* [Aim of the task] Scan the entries below. List each line with "text".

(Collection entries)
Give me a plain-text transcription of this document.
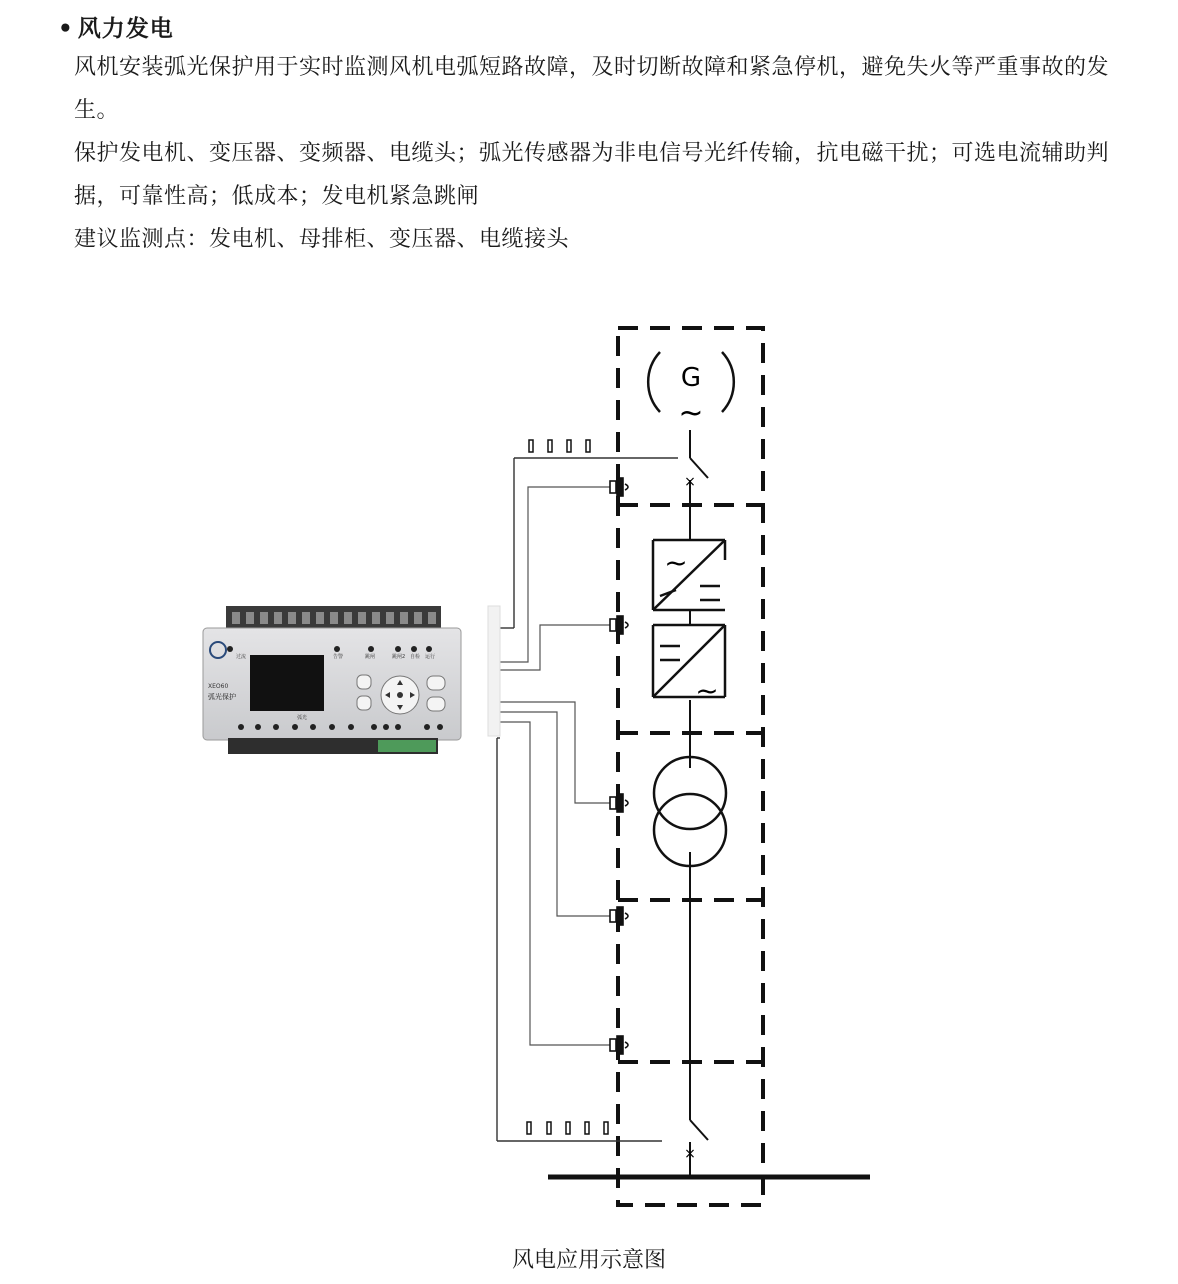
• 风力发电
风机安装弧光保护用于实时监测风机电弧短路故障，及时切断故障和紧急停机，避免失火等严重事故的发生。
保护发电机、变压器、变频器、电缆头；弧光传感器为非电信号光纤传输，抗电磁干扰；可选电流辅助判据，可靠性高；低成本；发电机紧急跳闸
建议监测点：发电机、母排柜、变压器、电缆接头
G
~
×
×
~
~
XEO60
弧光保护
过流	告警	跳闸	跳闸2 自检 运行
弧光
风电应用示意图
--
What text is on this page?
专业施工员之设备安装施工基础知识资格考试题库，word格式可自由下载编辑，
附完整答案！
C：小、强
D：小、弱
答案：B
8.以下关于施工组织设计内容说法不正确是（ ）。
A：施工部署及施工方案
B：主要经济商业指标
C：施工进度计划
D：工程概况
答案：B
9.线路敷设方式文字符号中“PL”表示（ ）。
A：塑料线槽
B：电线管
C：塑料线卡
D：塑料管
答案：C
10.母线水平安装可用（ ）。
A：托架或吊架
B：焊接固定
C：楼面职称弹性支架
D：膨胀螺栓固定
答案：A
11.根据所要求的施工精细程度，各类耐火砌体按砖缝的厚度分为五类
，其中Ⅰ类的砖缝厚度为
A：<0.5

* [Exercise response]
Give me a plain-text transcription of this document.
What text is on this page?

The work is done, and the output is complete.